> Stated exercise: Search the entries below. Return every line that has "Dawn" in it.

> Data shown:
_ _ _ _ _ _ _

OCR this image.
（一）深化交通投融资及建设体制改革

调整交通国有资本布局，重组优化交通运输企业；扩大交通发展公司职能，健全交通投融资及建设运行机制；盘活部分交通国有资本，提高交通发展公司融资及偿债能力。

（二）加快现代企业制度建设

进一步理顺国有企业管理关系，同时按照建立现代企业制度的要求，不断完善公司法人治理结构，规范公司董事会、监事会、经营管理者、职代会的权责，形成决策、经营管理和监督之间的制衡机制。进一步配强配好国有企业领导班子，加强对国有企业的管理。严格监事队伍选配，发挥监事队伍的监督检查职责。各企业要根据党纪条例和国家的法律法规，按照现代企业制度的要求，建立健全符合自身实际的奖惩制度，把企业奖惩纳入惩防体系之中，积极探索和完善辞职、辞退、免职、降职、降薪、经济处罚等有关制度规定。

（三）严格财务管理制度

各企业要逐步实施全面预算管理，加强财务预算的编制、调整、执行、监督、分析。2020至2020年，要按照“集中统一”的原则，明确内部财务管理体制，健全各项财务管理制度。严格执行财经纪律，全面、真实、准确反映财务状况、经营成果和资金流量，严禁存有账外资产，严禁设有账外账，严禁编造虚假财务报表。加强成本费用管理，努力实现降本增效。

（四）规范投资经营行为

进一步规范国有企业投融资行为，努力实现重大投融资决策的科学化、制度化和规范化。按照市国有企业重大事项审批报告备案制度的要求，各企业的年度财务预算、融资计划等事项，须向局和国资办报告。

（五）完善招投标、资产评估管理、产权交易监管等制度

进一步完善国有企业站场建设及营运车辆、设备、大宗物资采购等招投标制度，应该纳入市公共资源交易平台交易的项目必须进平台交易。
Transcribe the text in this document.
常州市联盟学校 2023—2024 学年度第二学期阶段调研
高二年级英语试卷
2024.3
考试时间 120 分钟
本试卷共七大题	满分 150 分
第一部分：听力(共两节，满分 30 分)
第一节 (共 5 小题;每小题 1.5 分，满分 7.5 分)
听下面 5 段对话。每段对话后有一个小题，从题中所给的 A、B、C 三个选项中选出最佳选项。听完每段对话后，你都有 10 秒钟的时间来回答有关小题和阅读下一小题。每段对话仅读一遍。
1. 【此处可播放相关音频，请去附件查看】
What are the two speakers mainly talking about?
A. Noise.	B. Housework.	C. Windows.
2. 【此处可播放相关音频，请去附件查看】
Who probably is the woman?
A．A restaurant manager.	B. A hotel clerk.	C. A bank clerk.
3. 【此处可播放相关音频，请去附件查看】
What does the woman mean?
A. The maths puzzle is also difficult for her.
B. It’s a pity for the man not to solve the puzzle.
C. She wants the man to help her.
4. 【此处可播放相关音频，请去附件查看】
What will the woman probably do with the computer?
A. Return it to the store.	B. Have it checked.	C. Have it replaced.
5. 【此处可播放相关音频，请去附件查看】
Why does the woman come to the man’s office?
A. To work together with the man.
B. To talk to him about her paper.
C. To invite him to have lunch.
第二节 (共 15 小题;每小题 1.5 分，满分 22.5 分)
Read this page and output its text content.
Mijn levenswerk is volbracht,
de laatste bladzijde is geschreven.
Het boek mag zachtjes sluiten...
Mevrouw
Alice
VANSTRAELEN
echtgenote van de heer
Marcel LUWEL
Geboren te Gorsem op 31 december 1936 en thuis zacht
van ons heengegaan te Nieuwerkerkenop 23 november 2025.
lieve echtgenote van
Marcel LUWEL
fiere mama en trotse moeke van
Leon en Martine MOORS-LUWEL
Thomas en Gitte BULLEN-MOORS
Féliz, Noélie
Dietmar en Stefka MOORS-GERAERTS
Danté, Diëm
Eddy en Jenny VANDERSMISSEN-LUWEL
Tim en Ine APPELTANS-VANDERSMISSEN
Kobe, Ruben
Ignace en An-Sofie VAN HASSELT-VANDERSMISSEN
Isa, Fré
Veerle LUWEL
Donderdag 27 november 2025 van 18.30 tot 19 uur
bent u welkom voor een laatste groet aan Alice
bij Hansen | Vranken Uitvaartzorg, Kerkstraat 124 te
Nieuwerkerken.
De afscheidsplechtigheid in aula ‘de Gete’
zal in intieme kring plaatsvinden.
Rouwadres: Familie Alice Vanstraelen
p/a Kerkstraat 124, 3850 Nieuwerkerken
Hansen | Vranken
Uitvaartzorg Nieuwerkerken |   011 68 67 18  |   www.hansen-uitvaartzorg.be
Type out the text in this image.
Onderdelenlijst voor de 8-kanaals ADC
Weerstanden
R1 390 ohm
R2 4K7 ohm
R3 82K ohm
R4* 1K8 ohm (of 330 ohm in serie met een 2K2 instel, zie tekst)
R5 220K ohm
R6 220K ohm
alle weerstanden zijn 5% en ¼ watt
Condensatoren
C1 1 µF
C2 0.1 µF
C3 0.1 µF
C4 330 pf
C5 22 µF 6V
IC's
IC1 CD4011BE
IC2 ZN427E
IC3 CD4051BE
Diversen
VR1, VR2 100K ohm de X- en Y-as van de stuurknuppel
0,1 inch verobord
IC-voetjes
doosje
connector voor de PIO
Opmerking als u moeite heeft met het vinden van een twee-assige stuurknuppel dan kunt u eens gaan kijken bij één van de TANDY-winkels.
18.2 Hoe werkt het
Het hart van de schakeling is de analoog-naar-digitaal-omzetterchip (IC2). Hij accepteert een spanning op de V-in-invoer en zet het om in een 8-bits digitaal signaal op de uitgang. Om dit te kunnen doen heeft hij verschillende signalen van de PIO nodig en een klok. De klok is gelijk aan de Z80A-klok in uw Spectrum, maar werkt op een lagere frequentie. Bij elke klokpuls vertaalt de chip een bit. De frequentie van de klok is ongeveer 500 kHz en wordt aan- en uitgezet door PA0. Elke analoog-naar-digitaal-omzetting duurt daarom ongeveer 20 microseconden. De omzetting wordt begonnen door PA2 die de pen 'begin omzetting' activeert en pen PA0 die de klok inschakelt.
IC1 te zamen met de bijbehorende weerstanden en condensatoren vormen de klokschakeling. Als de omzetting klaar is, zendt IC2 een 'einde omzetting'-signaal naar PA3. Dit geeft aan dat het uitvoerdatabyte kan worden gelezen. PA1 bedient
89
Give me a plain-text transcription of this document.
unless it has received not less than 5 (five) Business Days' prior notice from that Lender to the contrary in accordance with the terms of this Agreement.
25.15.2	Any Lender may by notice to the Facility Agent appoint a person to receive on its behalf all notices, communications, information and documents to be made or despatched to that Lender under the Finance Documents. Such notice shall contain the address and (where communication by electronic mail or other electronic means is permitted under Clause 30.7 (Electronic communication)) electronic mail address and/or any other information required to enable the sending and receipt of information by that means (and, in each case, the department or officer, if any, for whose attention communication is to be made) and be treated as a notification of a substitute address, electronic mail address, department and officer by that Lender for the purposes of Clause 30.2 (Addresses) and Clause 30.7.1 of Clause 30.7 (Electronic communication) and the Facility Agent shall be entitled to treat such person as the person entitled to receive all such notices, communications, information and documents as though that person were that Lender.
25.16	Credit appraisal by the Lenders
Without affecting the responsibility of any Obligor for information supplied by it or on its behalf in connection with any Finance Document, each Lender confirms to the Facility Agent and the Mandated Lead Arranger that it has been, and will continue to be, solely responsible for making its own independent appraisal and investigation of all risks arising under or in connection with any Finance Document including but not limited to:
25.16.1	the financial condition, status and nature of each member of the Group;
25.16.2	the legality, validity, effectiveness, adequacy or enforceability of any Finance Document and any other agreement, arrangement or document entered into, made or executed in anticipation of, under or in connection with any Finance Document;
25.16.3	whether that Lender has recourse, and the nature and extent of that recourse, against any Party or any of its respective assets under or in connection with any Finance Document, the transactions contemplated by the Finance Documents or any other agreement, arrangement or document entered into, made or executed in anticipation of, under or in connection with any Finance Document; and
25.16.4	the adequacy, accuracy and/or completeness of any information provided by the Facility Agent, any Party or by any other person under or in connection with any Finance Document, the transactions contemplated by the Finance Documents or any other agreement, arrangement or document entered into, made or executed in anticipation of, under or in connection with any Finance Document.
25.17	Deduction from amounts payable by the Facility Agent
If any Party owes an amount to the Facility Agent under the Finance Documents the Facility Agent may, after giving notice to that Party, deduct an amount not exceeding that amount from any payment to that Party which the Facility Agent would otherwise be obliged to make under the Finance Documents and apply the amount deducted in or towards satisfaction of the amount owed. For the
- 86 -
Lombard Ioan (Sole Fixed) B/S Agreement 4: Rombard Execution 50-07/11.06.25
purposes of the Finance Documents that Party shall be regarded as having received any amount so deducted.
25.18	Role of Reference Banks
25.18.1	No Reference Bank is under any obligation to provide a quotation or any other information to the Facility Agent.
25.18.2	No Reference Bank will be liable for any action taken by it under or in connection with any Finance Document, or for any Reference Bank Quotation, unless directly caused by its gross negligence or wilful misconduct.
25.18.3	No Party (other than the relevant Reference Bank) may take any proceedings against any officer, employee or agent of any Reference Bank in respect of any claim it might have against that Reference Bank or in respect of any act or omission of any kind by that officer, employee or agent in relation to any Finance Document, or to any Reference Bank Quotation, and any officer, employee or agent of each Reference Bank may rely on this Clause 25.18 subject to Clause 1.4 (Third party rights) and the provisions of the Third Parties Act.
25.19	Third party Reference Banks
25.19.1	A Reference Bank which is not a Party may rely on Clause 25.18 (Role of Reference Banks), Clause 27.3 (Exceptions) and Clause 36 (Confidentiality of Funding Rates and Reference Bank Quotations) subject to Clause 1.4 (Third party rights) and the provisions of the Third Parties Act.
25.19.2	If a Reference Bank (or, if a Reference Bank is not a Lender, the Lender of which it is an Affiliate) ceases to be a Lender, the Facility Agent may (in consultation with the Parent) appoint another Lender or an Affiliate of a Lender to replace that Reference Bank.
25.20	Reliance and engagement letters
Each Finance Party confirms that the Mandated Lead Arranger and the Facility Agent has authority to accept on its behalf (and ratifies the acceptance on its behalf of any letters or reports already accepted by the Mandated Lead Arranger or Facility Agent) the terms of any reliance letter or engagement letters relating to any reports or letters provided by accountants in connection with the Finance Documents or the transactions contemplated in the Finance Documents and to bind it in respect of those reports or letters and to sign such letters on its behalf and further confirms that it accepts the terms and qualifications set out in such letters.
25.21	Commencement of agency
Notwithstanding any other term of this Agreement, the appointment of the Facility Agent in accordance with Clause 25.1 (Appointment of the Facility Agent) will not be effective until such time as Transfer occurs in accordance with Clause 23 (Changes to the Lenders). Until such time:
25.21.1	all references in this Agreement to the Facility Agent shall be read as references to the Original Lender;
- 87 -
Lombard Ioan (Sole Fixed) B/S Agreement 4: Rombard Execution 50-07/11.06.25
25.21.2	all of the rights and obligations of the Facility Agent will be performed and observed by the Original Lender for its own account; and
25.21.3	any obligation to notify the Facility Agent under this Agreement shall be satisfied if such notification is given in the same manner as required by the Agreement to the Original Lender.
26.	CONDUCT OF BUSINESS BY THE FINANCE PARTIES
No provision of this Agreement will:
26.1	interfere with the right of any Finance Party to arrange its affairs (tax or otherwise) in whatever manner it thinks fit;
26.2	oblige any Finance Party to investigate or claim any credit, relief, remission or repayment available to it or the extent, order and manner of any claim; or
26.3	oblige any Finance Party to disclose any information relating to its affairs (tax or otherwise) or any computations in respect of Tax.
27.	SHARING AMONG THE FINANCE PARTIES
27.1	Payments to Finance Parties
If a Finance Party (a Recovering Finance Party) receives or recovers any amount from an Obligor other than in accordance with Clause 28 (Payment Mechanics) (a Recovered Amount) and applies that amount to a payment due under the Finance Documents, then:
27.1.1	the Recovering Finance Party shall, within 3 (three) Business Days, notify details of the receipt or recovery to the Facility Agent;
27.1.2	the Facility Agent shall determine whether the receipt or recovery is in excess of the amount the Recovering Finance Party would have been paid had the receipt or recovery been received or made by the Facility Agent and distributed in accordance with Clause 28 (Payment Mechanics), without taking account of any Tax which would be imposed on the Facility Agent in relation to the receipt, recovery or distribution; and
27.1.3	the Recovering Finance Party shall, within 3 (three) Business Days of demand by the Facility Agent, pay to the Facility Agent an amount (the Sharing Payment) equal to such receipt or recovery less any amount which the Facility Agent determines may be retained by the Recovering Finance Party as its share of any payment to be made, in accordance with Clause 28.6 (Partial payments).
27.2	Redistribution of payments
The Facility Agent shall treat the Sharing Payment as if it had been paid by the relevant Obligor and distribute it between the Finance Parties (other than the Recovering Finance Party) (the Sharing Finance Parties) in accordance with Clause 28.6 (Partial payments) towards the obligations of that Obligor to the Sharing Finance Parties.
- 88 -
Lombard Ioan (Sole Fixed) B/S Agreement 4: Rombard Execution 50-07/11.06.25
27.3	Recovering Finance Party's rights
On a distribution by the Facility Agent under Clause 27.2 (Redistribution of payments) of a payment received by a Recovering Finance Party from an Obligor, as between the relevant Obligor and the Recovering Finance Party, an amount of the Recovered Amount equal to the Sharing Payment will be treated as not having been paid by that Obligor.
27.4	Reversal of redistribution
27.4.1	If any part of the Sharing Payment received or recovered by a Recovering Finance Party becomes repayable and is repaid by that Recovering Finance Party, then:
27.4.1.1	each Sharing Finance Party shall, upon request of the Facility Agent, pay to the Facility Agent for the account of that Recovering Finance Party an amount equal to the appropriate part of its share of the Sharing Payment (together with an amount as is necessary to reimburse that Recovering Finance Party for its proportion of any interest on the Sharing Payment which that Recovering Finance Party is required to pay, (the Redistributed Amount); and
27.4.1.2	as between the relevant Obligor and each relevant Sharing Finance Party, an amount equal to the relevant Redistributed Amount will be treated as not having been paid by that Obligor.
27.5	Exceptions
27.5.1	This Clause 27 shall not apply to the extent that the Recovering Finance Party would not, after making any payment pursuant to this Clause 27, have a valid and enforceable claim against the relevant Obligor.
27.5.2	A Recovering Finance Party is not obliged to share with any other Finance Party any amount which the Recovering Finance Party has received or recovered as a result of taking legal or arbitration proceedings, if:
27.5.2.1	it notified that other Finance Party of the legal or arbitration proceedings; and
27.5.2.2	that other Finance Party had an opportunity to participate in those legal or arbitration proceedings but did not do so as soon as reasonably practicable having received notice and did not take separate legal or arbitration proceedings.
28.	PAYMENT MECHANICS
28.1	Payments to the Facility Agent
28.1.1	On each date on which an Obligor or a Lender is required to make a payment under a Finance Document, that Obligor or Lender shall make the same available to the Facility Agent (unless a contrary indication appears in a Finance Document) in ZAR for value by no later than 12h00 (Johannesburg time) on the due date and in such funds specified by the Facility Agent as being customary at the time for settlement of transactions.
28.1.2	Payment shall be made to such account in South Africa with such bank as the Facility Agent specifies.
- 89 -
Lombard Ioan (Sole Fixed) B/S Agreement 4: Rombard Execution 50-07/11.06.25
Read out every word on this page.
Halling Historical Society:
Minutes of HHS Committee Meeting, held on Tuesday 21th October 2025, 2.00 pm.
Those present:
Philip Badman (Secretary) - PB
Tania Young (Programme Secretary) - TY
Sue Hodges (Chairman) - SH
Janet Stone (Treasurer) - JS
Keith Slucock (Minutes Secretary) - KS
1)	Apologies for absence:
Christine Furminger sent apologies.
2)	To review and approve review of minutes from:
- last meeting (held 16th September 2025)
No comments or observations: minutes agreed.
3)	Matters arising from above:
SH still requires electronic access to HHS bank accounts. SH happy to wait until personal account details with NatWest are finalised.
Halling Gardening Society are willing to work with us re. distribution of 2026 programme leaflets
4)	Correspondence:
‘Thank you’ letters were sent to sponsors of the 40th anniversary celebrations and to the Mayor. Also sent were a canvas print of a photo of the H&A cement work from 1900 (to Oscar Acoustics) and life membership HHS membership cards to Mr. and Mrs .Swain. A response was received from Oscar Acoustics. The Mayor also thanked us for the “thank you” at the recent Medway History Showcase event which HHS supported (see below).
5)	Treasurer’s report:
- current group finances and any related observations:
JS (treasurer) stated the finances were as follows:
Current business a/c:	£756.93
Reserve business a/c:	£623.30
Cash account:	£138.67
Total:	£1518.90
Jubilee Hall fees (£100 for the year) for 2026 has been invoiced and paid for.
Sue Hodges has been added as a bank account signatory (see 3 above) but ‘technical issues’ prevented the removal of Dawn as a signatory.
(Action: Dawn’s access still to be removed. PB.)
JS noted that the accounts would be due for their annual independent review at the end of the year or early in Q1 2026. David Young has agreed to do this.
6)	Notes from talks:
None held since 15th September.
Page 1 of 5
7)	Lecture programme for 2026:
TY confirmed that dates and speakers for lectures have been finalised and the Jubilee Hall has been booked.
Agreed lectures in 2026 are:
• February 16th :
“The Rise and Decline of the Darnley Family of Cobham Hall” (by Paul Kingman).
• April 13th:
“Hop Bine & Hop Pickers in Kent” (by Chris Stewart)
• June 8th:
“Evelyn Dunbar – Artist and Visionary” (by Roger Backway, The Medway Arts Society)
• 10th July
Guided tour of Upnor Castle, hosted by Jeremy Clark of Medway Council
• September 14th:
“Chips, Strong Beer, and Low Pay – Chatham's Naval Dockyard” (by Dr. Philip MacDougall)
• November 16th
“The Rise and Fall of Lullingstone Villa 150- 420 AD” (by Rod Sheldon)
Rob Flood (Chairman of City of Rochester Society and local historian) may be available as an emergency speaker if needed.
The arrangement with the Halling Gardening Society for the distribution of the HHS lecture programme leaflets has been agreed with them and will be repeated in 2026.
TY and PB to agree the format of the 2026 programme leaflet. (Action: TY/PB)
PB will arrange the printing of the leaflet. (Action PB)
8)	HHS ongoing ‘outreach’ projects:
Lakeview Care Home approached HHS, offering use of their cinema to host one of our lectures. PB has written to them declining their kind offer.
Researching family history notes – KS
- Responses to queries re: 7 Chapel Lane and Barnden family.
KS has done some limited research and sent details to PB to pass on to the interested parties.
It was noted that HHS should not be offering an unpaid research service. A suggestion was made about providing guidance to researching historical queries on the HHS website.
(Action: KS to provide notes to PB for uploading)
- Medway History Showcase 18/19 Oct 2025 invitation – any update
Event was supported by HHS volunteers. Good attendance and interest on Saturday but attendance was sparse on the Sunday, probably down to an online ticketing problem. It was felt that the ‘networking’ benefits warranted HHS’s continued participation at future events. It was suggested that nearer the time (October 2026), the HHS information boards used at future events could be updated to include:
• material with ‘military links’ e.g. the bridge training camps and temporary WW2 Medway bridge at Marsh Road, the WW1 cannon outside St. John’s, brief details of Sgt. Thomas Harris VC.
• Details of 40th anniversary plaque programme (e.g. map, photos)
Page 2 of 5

_ _ _ _ _ _ _

> Worked solution:
Sue Hodges has been added as a bank account signatory (see 3 above) but ‘technical issues’ prevented the removal of Dawn as a signatory.
(Action: Dawn’s access still to be removed. PB.)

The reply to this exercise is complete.